■ **DIRECTIVE**:
Repeat the material in full. Keep every line exactly as it is.
begin
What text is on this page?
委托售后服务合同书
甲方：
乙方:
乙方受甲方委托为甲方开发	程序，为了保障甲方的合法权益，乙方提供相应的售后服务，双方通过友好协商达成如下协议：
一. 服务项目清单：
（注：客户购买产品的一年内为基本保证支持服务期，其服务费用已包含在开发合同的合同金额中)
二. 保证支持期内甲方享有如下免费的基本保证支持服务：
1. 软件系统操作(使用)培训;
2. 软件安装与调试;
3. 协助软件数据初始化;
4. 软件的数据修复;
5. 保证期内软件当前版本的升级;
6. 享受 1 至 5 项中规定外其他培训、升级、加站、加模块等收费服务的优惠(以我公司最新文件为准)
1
end
■ **ANSWER TO THIS EXERCISE**:
What text is on this page?
委托售后服务合同书
甲方：
乙方:
乙方受甲方委托为甲方开发	程序，为了保障甲方的合法权益，乙方提供相应的售后服务，双方通过友好协商达成如下协议：
一. 服务项目清单：
（注：客户购买产品的一年内为基本保证支持服务期，其服务费用已包含在开发合同的合同金额中)
二. 保证支持期内甲方享有如下免费的基本保证支持服务：
1. 软件系统操作(使用)培训;
2. 软件安装与调试;
3. 协助软件数据初始化;
4. 软件的数据修复;
5. 保证期内软件当前版本的升级;
6. 享受 1 至 5 项中规定外其他培训、升级、加站、加模块等收费服务的优惠(以我公司最新文件为准)
1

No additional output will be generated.